- [Exercise directions]
The listing below should be printed exactly, every line of it. Skip the pictures.

(Records that describe figures)
*-*-*

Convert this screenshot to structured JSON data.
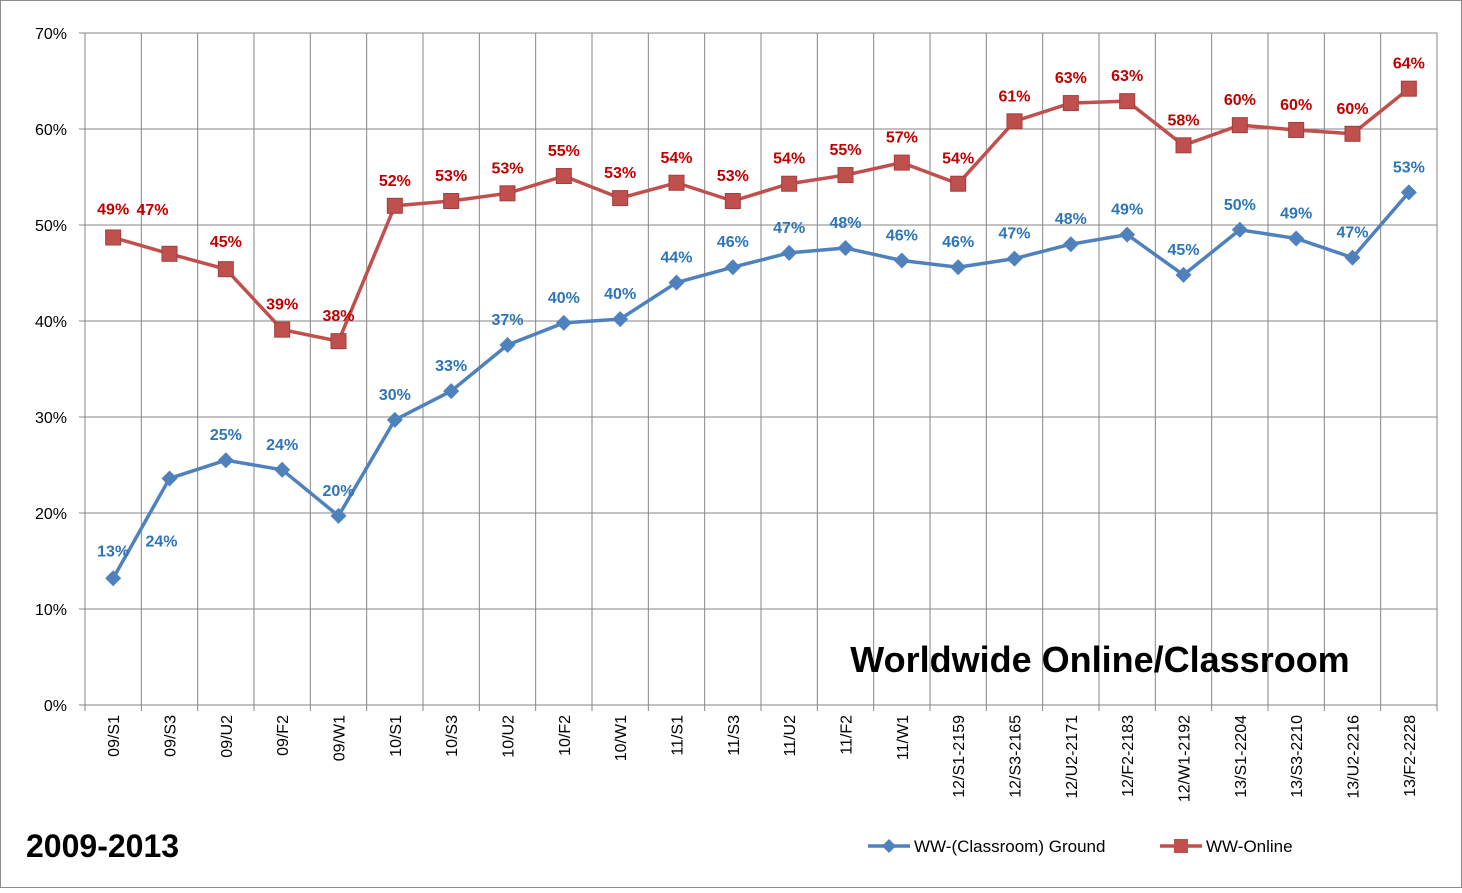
{
  "chart_data": {
    "type": "line",
    "title": "Worldwide Online/Classroom",
    "period_label": "2009-2013",
    "ylim": [
      0,
      70
    ],
    "y_ticks": [
      "0%",
      "10%",
      "20%",
      "30%",
      "40%",
      "50%",
      "60%",
      "70%"
    ],
    "grid": true,
    "legend_position": "bottom-right",
    "categories": [
      "09/S1",
      "09/S3",
      "09/U2",
      "09/F2",
      "09/W1",
      "10/S1",
      "10/S3",
      "10/U2",
      "10/F2",
      "10/W1",
      "11/S1",
      "11/S3",
      "11/U2",
      "11/F2",
      "11/W1",
      "12/S1-2159",
      "12/S3-2165",
      "12/U2-2171",
      "12/F2-2183",
      "12/W1-2192",
      "13/S1-2204",
      "13/S3-2210",
      "13/U2-2216",
      "13/F2-2228"
    ],
    "series": [
      {
        "name": "WW-(Classroom) Ground",
        "color": "#4f81bd",
        "label_color": "#2e75b6",
        "marker": "diamond",
        "values": [
          13.2,
          23.6,
          25.5,
          24.5,
          19.7,
          29.7,
          32.7,
          37.5,
          39.8,
          40.2,
          44.0,
          45.6,
          47.1,
          47.6,
          46.3,
          45.6,
          46.5,
          48.0,
          49.0,
          44.8,
          49.5,
          48.6,
          46.6,
          53.4
        ],
        "labels": [
          "13%",
          "24%",
          "25%",
          "24%",
          "20%",
          "30%",
          "33%",
          "37%",
          "40%",
          "40%",
          "44%",
          "46%",
          "47%",
          "48%",
          "46%",
          "46%",
          "47%",
          "48%",
          "49%",
          "45%",
          "50%",
          "49%",
          "47%",
          "53%"
        ]
      },
      {
        "name": "WW-Online",
        "color": "#c0504d",
        "label_color": "#c00000",
        "marker": "square",
        "values": [
          48.7,
          47.0,
          45.4,
          39.1,
          37.9,
          52.0,
          52.5,
          53.3,
          55.1,
          52.8,
          54.4,
          52.5,
          54.3,
          55.2,
          56.5,
          54.3,
          60.8,
          62.7,
          62.9,
          58.3,
          60.4,
          59.9,
          59.5,
          64.2
        ],
        "labels": [
          "49%",
          "47%",
          "45%",
          "39%",
          "38%",
          "52%",
          "53%",
          "53%",
          "55%",
          "53%",
          "54%",
          "53%",
          "54%",
          "55%",
          "57%",
          "54%",
          "61%",
          "63%",
          "63%",
          "58%",
          "60%",
          "60%",
          "60%",
          "64%"
        ]
      }
    ]
  }
}
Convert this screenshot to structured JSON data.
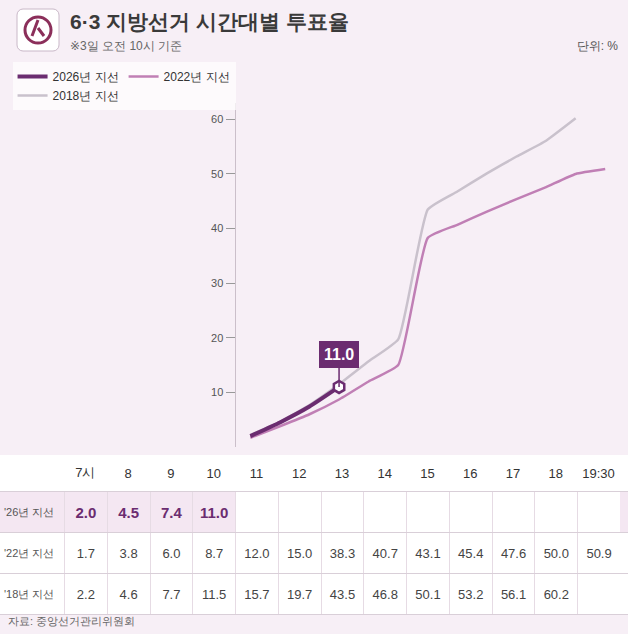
{
  "chart_data": {
    "type": "line",
    "title": "6·3 지방선거 시간대별 투표율",
    "subtitle": "※3일 오전 10시 기준",
    "unit_label": "단위: %",
    "source": "자료: 중앙선거관리위원회",
    "categories": [
      "7시",
      "8",
      "9",
      "10",
      "11",
      "12",
      "13",
      "14",
      "15",
      "16",
      "17",
      "18",
      "19:30"
    ],
    "series": [
      {
        "name": "2026년 지선",
        "table_label": "'26년 지선",
        "color": "#6b2c70",
        "values": [
          2.0,
          4.5,
          7.4,
          11.0,
          null,
          null,
          null,
          null,
          null,
          null,
          null,
          null,
          null
        ],
        "value_labels": [
          "2.0",
          "4.5",
          "7.4",
          "11.0",
          null,
          null,
          null,
          null,
          null,
          null,
          null,
          null,
          null
        ]
      },
      {
        "name": "2022년 지선",
        "table_label": "'22년 지선",
        "color": "#c07fb5",
        "values": [
          1.7,
          3.8,
          6.0,
          8.7,
          12.0,
          15.0,
          38.3,
          40.7,
          43.1,
          45.4,
          47.6,
          50.0,
          50.9
        ],
        "value_labels": [
          "1.7",
          "3.8",
          "6.0",
          "8.7",
          "12.0",
          "15.0",
          "38.3",
          "40.7",
          "43.1",
          "45.4",
          "47.6",
          "50.0",
          "50.9"
        ]
      },
      {
        "name": "2018년 지선",
        "table_label": "'18년 지선",
        "color": "#c9c1cc",
        "values": [
          2.2,
          4.6,
          7.7,
          11.5,
          15.7,
          19.7,
          43.5,
          46.8,
          50.1,
          53.2,
          56.1,
          60.2,
          null
        ],
        "value_labels": [
          "2.2",
          "4.6",
          "7.7",
          "11.5",
          "15.7",
          "19.7",
          "43.5",
          "46.8",
          "50.1",
          "53.2",
          "56.1",
          "60.2",
          null
        ]
      }
    ],
    "ylim": [
      0,
      63
    ],
    "yticks": [
      10,
      20,
      30,
      40,
      50,
      60
    ],
    "grid": false,
    "legend": "top-left",
    "annotations": [
      {
        "x": "10",
        "y": 11.0,
        "text": "11.0"
      }
    ]
  }
}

*-*-*

- [Response below]
Convert this screenshot to structured JSON data.
{
  "chart_data": {
    "type": "line",
    "title": "Worldwide Online/Classroom",
    "period_label": "2009-2013",
    "ylim": [
      0,
      70
    ],
    "y_ticks": [
      "0%",
      "10%",
      "20%",
      "30%",
      "40%",
      "50%",
      "60%",
      "70%"
    ],
    "grid": true,
    "legend_position": "bottom-right",
    "categories": [
      "09/S1",
      "09/S3",
      "09/U2",
      "09/F2",
      "09/W1",
      "10/S1",
      "10/S3",
      "10/U2",
      "10/F2",
      "10/W1",
      "11/S1",
      "11/S3",
      "11/U2",
      "11/F2",
      "11/W1",
      "12/S1-2159",
      "12/S3-2165",
      "12/U2-2171",
      "12/F2-2183",
      "12/W1-2192",
      "13/S1-2204",
      "13/S3-2210",
      "13/U2-2216",
      "13/F2-2228"
    ],
    "series": [
      {
        "name": "WW-(Classroom) Ground",
        "color": "#4f81bd",
        "label_color": "#2e75b6",
        "marker": "diamond",
        "values": [
          13.2,
          23.6,
          25.5,
          24.5,
          19.7,
          29.7,
          32.7,
          37.5,
          39.8,
          40.2,
          44.0,
          45.6,
          47.1,
          47.6,
          46.3,
          45.6,
          46.5,
          48.0,
          49.0,
          44.8,
          49.5,
          48.6,
          46.6,
          53.4
        ],
        "labels": [
          "13%",
          "24%",
          "25%",
          "24%",
          "20%",
          "30%",
          "33%",
          "37%",
          "40%",
          "40%",
          "44%",
          "46%",
          "47%",
          "48%",
          "46%",
          "46%",
          "47%",
          "48%",
          "49%",
          "45%",
          "50%",
          "49%",
          "47%",
          "53%"
        ]
      },
      {
        "name": "WW-Online",
        "color": "#c0504d",
        "label_color": "#c00000",
        "marker": "square",
        "values": [
          48.7,
          47.0,
          45.4,
          39.1,
          37.9,
          52.0,
          52.5,
          53.3,
          55.1,
          52.8,
          54.4,
          52.5,
          54.3,
          55.2,
          56.5,
          54.3,
          60.8,
          62.7,
          62.9,
          58.3,
          60.4,
          59.9,
          59.5,
          64.2
        ],
        "labels": [
          "49%",
          "47%",
          "45%",
          "39%",
          "38%",
          "52%",
          "53%",
          "53%",
          "55%",
          "53%",
          "54%",
          "53%",
          "54%",
          "55%",
          "57%",
          "54%",
          "61%",
          "63%",
          "63%",
          "58%",
          "60%",
          "60%",
          "60%",
          "64%"
        ]
      }
    ]
  }
}
Convert this screenshot to structured JSON data.
{
  "chart_data": {
    "type": "line",
    "title": "6·3 지방선거 시간대별 투표율",
    "subtitle": "※3일 오전 10시 기준",
    "unit_label": "단위: %",
    "source": "자료: 중앙선거관리위원회",
    "categories": [
      "7시",
      "8",
      "9",
      "10",
      "11",
      "12",
      "13",
      "14",
      "15",
      "16",
      "17",
      "18",
      "19:30"
    ],
    "series": [
      {
        "name": "2026년 지선",
        "table_label": "'26년 지선",
        "color": "#6b2c70",
        "values": [
          2.0,
          4.5,
          7.4,
          11.0,
          null,
          null,
          null,
          null,
          null,
          null,
          null,
          null,
          null
        ],
        "value_labels": [
          "2.0",
          "4.5",
          "7.4",
          "11.0",
          null,
          null,
          null,
          null,
          null,
          null,
          null,
          null,
          null
        ]
      },
      {
        "name": "2022년 지선",
        "table_label": "'22년 지선",
        "color": "#c07fb5",
        "values": [
          1.7,
          3.8,
          6.0,
          8.7,
          12.0,
          15.0,
          38.3,
          40.7,
          43.1,
          45.4,
          47.6,
          50.0,
          50.9
        ],
        "value_labels": [
          "1.7",
          "3.8",
          "6.0",
          "8.7",
          "12.0",
          "15.0",
          "38.3",
          "40.7",
          "43.1",
          "45.4",
          "47.6",
          "50.0",
          "50.9"
        ]
      },
      {
        "name": "2018년 지선",
        "table_label": "'18년 지선",
        "color": "#c9c1cc",
        "values": [
          2.2,
          4.6,
          7.7,
          11.5,
          15.7,
          19.7,
          43.5,
          46.8,
          50.1,
          53.2,
          56.1,
          60.2,
          null
        ],
        "value_labels": [
          "2.2",
          "4.6",
          "7.7",
          "11.5",
          "15.7",
          "19.7",
          "43.5",
          "46.8",
          "50.1",
          "53.2",
          "56.1",
          "60.2",
          null
        ]
      }
    ],
    "ylim": [
      0,
      63
    ],
    "yticks": [
      10,
      20,
      30,
      40,
      50,
      60
    ],
    "grid": false,
    "legend": "top-left",
    "annotations": [
      {
        "x": "10",
        "y": 11.0,
        "text": "11.0"
      }
    ]
  }
}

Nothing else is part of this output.